» Required work
Report the count of lines holding "Markt" in the records, with no other words.

>>>>

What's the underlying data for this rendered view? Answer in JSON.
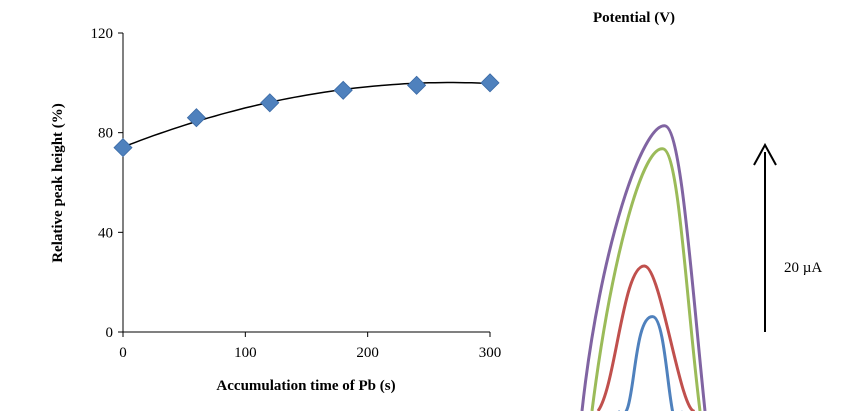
{
  "chart_data": [
    {
      "type": "scatter",
      "xlabel": "Accumulation time of Pb (s)",
      "ylabel": "Relative peak height (%)",
      "xlim": [
        0,
        300
      ],
      "ylim": [
        0,
        120
      ],
      "xticks": [
        "0",
        "100",
        "200",
        "300"
      ],
      "yticks": [
        "0",
        "40",
        "80",
        "120"
      ],
      "series": [
        {
          "marker": "diamond",
          "color": "#4f81bd",
          "x": [
            0,
            60,
            120,
            180,
            240,
            300
          ],
          "y": [
            74,
            86,
            92,
            97,
            99,
            100
          ]
        }
      ],
      "trendline": {
        "type": "polynomial",
        "color": "#000000",
        "coefficients": [
          74.2,
          0.1932,
          -0.00036
        ]
      },
      "grid": false
    },
    {
      "type": "line",
      "xlabel": "Potential (V)",
      "annotation": "20 µA",
      "series": [
        {
          "color": "#4f81bd",
          "peak_height": 0.41
        },
        {
          "color": "#c0504d",
          "peak_height": 0.63
        },
        {
          "color": "#9bbb59",
          "peak_height": 1.14
        },
        {
          "color": "#8064a2",
          "peak_height": 1.24
        }
      ]
    }
  ]
}
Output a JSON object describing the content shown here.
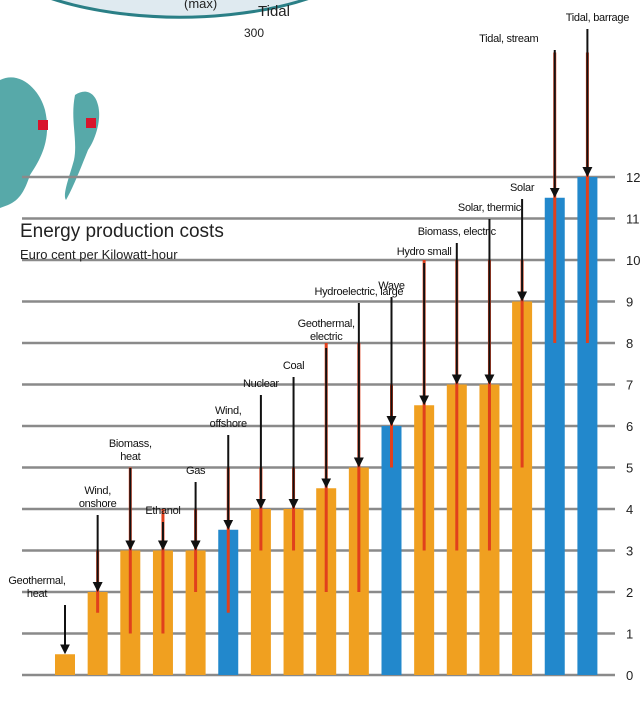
{
  "chart_data": {
    "type": "bar",
    "title": "Energy production costs",
    "subtitle": "Euro cent per Kilowatt-hour",
    "annotations": [
      "(max)",
      "Tidal",
      "300"
    ],
    "categories": [
      "Geothermal, heat",
      "Wind, onshore",
      "Biomass, heat",
      "Ethanol",
      "Gas",
      "Wind, offshore",
      "Nuclear",
      "Coal",
      "Geothermal, electric",
      "Hydroelectric, large",
      "Wave",
      "Hydro small",
      "Biomass, electric",
      "Solar, thermic",
      "Solar",
      "Tidal, stream",
      "Tidal, barrage"
    ],
    "values": [
      0.5,
      2,
      3,
      3,
      3,
      3.5,
      4,
      4,
      4.5,
      5,
      6,
      6.5,
      7,
      7,
      9,
      11.5,
      12
    ],
    "low": [
      null,
      1.5,
      1,
      1,
      2,
      1.5,
      3,
      3,
      2,
      2,
      5,
      3,
      3,
      3,
      5,
      8,
      8
    ],
    "high": [
      null,
      3,
      5,
      4,
      4,
      5,
      5,
      5,
      8,
      8,
      7,
      10,
      10,
      10,
      10,
      15,
      15
    ],
    "colors": [
      "#f0a020",
      "#f0a020",
      "#f0a020",
      "#f0a020",
      "#f0a020",
      "#2288cc",
      "#f0a020",
      "#f0a020",
      "#f0a020",
      "#f0a020",
      "#2288cc",
      "#f0a020",
      "#f0a020",
      "#f0a020",
      "#f0a020",
      "#2288cc",
      "#2288cc"
    ],
    "range_color": "#e0401c",
    "ylim": [
      0,
      16
    ],
    "yticks": [
      0,
      1,
      2,
      3,
      4,
      5,
      6,
      7,
      8,
      9,
      10,
      11,
      12
    ],
    "grid": true
  }
}
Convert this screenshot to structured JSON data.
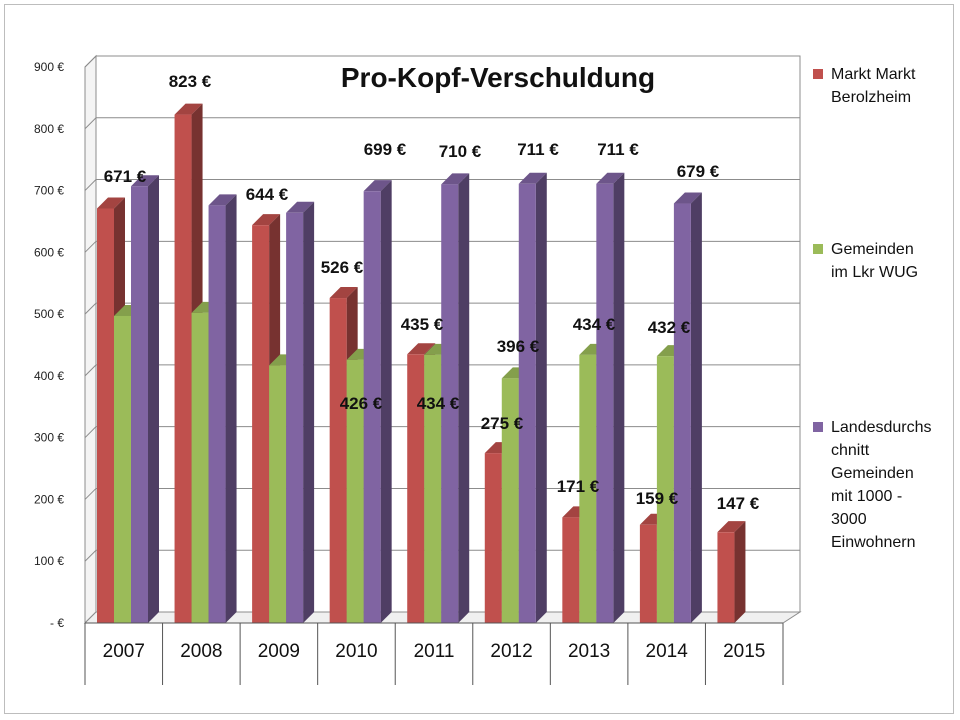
{
  "chart_data": {
    "type": "bar",
    "title": "Pro-Kopf-Verschuldung",
    "categories": [
      "2007",
      "2008",
      "2009",
      "2010",
      "2011",
      "2012",
      "2013",
      "2014",
      "2015"
    ],
    "ylim": [
      0,
      900
    ],
    "yticks": [
      {
        "value": 0,
        "label": "-  €"
      },
      {
        "value": 100,
        "label": "100 €"
      },
      {
        "value": 200,
        "label": "200 €"
      },
      {
        "value": 300,
        "label": "300 €"
      },
      {
        "value": 400,
        "label": "400 €"
      },
      {
        "value": 500,
        "label": "500 €"
      },
      {
        "value": 600,
        "label": "600 €"
      },
      {
        "value": 700,
        "label": "700 €"
      },
      {
        "value": 800,
        "label": "800 €"
      },
      {
        "value": 900,
        "label": "900 €"
      }
    ],
    "grid": true,
    "legend_position": "right",
    "series": [
      {
        "name": "Markt Markt Berolzheim",
        "legend_lines": [
          "Markt Markt",
          "Berolzheim"
        ],
        "color": "#c0504d",
        "values": [
          671,
          823,
          644,
          526,
          435,
          275,
          171,
          159,
          147
        ],
        "labels": [
          "671 €",
          "823 €",
          "644 €",
          "526 €",
          "435 €",
          "275 €",
          "171 €",
          "159 €",
          "147 €"
        ]
      },
      {
        "name": "Gemeinden im Lkr WUG",
        "legend_lines": [
          "Gemeinden",
          "im Lkr WUG"
        ],
        "color": "#9bbb59",
        "values": [
          497,
          502,
          417,
          426,
          434,
          396,
          434,
          432,
          null
        ],
        "labels": [
          null,
          null,
          null,
          "426 €",
          "434 €",
          "396 €",
          "434 €",
          "432 €",
          null
        ]
      },
      {
        "name": "Landesdurchschnitt Gemeinden mit 1000 - 3000 Einwohnern",
        "legend_lines": [
          "Landesdurchs",
          "chnitt",
          "Gemeinden",
          "mit 1000 -",
          "3000",
          "Einwohnern"
        ],
        "color": "#8064a2",
        "values": [
          707,
          676,
          664,
          699,
          710,
          711,
          711,
          679,
          null
        ],
        "labels": [
          null,
          null,
          null,
          "699 €",
          "710 €",
          "711 €",
          "711 €",
          "679 €",
          null
        ]
      }
    ]
  }
}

<<<<

» Worked answer
2